**** Input

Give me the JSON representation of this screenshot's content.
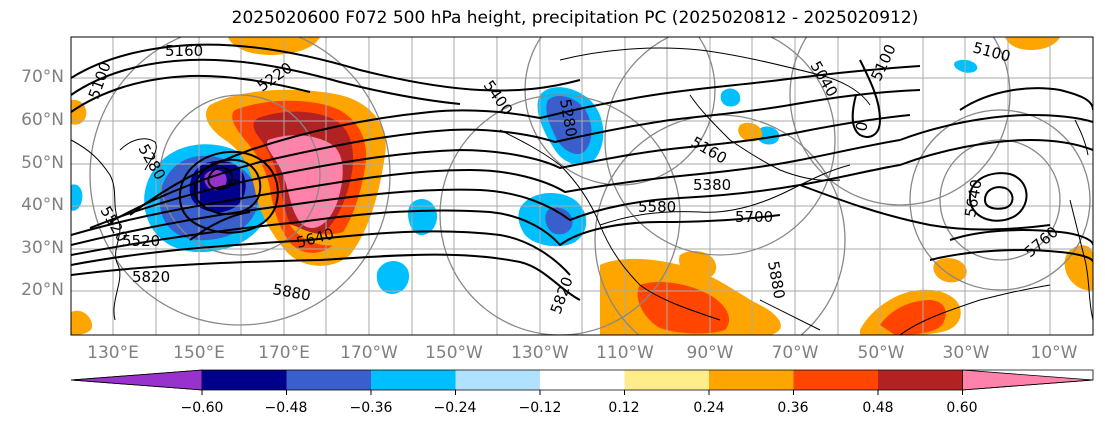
{
  "title": "2025020600 F072 500 hPa height, precipitation PC (2025020812 - 2025020912)",
  "lat_labels": [
    "70°N",
    "60°N",
    "50°N",
    "40°N",
    "30°N",
    "20°N"
  ],
  "lon_labels": [
    "130°E",
    "150°E",
    "170°E",
    "170°W",
    "150°W",
    "130°W",
    "110°W",
    "90°W",
    "70°W",
    "50°W",
    "30°W",
    "10°W"
  ],
  "contour_labels": [
    "5160",
    "5100",
    "5220",
    "5280",
    "5400",
    "5520",
    "5520",
    "5640",
    "5700",
    "5580",
    "5820",
    "5880",
    "5820",
    "5880",
    "5640",
    "5760",
    "5100",
    "5040",
    "5100",
    "5160",
    "5280",
    "5380",
    "0",
    "5"
  ],
  "colorbar": {
    "ticks": [
      "−0.60",
      "−0.48",
      "−0.36",
      "−0.24",
      "−0.12",
      "0.12",
      "0.24",
      "0.36",
      "0.48",
      "0.60"
    ],
    "colors": [
      "#9932cc",
      "#00008b",
      "#3a5fcd",
      "#00bfff",
      "#b0e2ff",
      "#ffffff",
      "#ffec8b",
      "#ffa500",
      "#ff4500",
      "#b22222",
      "#ff82ab"
    ]
  }
}
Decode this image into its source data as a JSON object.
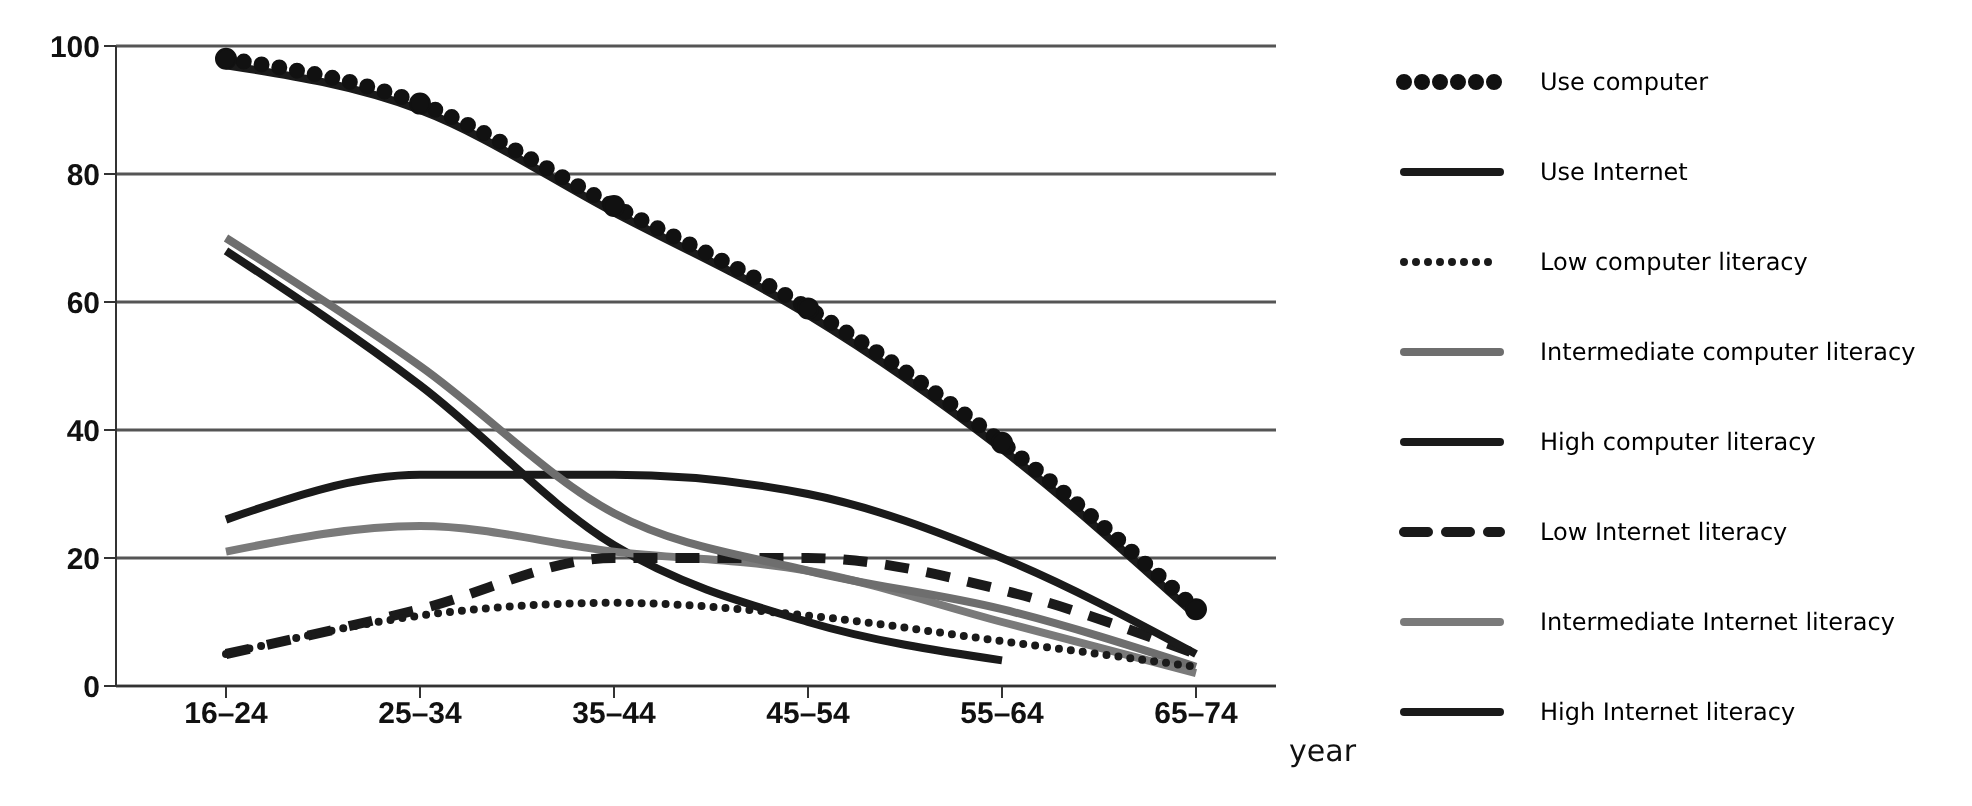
{
  "chart_data": {
    "type": "line",
    "xlabel": "year",
    "categories": [
      "16–24",
      "25–34",
      "35–44",
      "45–54",
      "55–64",
      "65–74"
    ],
    "series": [
      {
        "name": "Use computer",
        "color": "#111111",
        "line_style": "dotted",
        "marker": "circle",
        "values": [
          98,
          91,
          75,
          59,
          38,
          12
        ]
      },
      {
        "name": "Use Internet",
        "color": "#1a1a1a",
        "line_style": "solid",
        "values": [
          97,
          90,
          74,
          58,
          37,
          11
        ]
      },
      {
        "name": "Low computer literacy",
        "color": "#1a1a1a",
        "line_style": "dotted",
        "values": [
          5,
          11,
          13,
          11,
          7,
          3
        ]
      },
      {
        "name": "Intermediate computer literacy",
        "color": "#6e6e6e",
        "line_style": "solid",
        "values": [
          70,
          50,
          27,
          18,
          12,
          3
        ]
      },
      {
        "name": "High computer literacy",
        "color": "#1a1a1a",
        "line_style": "solid",
        "values": [
          26,
          33,
          33,
          30,
          20,
          5
        ]
      },
      {
        "name": "Low Internet literacy",
        "color": "#1a1a1a",
        "line_style": "dashed",
        "values": [
          5,
          12,
          20,
          20,
          15,
          5
        ]
      },
      {
        "name": "Intermediate Internet literacy",
        "color": "#7a7a7a",
        "line_style": "solid",
        "values": [
          21,
          25,
          21,
          18,
          10,
          2
        ]
      },
      {
        "name": "High Internet literacy",
        "color": "#1a1a1a",
        "line_style": "solid",
        "values": [
          68,
          47,
          22,
          10,
          4,
          null
        ]
      }
    ],
    "ylim": [
      0,
      100
    ],
    "yticks": [
      0,
      20,
      40,
      60,
      80,
      100
    ],
    "grid": "y",
    "legend": "right"
  }
}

********

Aim
Repeat the records in full, exactly as they appear, without the pictures.

Expected answer
Give me the JSON representation of this screenshot's content.
{
  "title": "2025020600 F072 500 hPa height, precipitation PC (2025020812 - 2025020912)",
  "lat_labels": [
    "70°N",
    "60°N",
    "50°N",
    "40°N",
    "30°N",
    "20°N"
  ],
  "lon_labels": [
    "130°E",
    "150°E",
    "170°E",
    "170°W",
    "150°W",
    "130°W",
    "110°W",
    "90°W",
    "70°W",
    "50°W",
    "30°W",
    "10°W"
  ],
  "contour_labels": [
    "5160",
    "5100",
    "5220",
    "5280",
    "5400",
    "5520",
    "5520",
    "5640",
    "5700",
    "5580",
    "5820",
    "5880",
    "5820",
    "5880",
    "5640",
    "5760",
    "5100",
    "5040",
    "5100",
    "5160",
    "5280",
    "5380",
    "0",
    "5"
  ],
  "colorbar": {
    "ticks": [
      "−0.60",
      "−0.48",
      "−0.36",
      "−0.24",
      "−0.12",
      "0.12",
      "0.24",
      "0.36",
      "0.48",
      "0.60"
    ],
    "colors": [
      "#9932cc",
      "#00008b",
      "#3a5fcd",
      "#00bfff",
      "#b0e2ff",
      "#ffffff",
      "#ffec8b",
      "#ffa500",
      "#ff4500",
      "#b22222",
      "#ff82ab"
    ]
  }
}
Decode this image into its source data as a JSON object.
{
  "chart_data": {
    "type": "line",
    "xlabel": "year",
    "categories": [
      "16–24",
      "25–34",
      "35–44",
      "45–54",
      "55–64",
      "65–74"
    ],
    "series": [
      {
        "name": "Use computer",
        "color": "#111111",
        "line_style": "dotted",
        "marker": "circle",
        "values": [
          98,
          91,
          75,
          59,
          38,
          12
        ]
      },
      {
        "name": "Use Internet",
        "color": "#1a1a1a",
        "line_style": "solid",
        "values": [
          97,
          90,
          74,
          58,
          37,
          11
        ]
      },
      {
        "name": "Low computer literacy",
        "color": "#1a1a1a",
        "line_style": "dotted",
        "values": [
          5,
          11,
          13,
          11,
          7,
          3
        ]
      },
      {
        "name": "Intermediate computer literacy",
        "color": "#6e6e6e",
        "line_style": "solid",
        "values": [
          70,
          50,
          27,
          18,
          12,
          3
        ]
      },
      {
        "name": "High computer literacy",
        "color": "#1a1a1a",
        "line_style": "solid",
        "values": [
          26,
          33,
          33,
          30,
          20,
          5
        ]
      },
      {
        "name": "Low Internet literacy",
        "color": "#1a1a1a",
        "line_style": "dashed",
        "values": [
          5,
          12,
          20,
          20,
          15,
          5
        ]
      },
      {
        "name": "Intermediate Internet literacy",
        "color": "#7a7a7a",
        "line_style": "solid",
        "values": [
          21,
          25,
          21,
          18,
          10,
          2
        ]
      },
      {
        "name": "High Internet literacy",
        "color": "#1a1a1a",
        "line_style": "solid",
        "values": [
          68,
          47,
          22,
          10,
          4,
          null
        ]
      }
    ],
    "ylim": [
      0,
      100
    ],
    "yticks": [
      0,
      20,
      40,
      60,
      80,
      100
    ],
    "grid": "y",
    "legend": "right"
  }
}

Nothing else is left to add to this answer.